►

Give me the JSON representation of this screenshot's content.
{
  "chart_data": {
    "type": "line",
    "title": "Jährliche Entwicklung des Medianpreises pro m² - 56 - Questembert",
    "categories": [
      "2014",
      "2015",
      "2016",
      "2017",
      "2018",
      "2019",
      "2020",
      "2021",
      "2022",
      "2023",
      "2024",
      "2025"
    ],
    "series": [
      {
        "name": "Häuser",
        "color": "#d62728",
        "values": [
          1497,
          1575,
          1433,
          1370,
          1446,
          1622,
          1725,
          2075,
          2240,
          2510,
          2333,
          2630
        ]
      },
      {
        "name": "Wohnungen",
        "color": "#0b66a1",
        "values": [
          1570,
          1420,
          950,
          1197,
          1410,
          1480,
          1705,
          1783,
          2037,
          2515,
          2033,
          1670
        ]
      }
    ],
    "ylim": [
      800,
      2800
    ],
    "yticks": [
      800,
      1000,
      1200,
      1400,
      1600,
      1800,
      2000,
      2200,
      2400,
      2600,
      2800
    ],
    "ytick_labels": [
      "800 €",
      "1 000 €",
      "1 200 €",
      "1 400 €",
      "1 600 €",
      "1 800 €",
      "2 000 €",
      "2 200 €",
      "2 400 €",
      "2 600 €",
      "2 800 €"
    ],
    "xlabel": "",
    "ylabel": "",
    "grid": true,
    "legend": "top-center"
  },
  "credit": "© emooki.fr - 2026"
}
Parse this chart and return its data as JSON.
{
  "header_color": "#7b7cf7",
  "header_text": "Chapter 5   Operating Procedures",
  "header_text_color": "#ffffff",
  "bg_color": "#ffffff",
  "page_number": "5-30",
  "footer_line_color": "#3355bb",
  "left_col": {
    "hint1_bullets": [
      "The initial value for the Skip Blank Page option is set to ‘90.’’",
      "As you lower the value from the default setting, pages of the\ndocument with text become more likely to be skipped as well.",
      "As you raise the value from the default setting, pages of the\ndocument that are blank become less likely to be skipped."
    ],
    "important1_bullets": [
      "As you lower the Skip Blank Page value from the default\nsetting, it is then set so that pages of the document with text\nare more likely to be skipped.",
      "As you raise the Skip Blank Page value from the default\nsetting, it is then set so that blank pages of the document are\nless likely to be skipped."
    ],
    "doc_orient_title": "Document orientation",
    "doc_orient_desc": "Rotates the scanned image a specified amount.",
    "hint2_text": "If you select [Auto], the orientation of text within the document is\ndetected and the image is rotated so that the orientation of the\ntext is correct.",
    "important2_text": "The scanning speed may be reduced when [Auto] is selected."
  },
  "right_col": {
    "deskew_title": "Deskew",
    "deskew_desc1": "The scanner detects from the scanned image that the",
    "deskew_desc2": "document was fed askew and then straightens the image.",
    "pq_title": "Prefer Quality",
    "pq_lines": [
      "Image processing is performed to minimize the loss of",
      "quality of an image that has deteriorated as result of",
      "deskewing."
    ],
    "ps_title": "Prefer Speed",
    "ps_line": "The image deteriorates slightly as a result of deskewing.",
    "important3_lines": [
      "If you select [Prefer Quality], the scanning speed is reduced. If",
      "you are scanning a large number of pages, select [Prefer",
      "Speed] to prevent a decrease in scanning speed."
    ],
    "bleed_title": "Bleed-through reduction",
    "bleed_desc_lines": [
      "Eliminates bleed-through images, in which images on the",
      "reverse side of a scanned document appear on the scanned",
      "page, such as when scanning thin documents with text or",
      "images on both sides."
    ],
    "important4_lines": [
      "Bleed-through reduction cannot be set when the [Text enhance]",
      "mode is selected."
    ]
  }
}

◄

— Stated task —
In the records above, how many lines include "default"? Give that number and nothing more.

— Output for this task —
4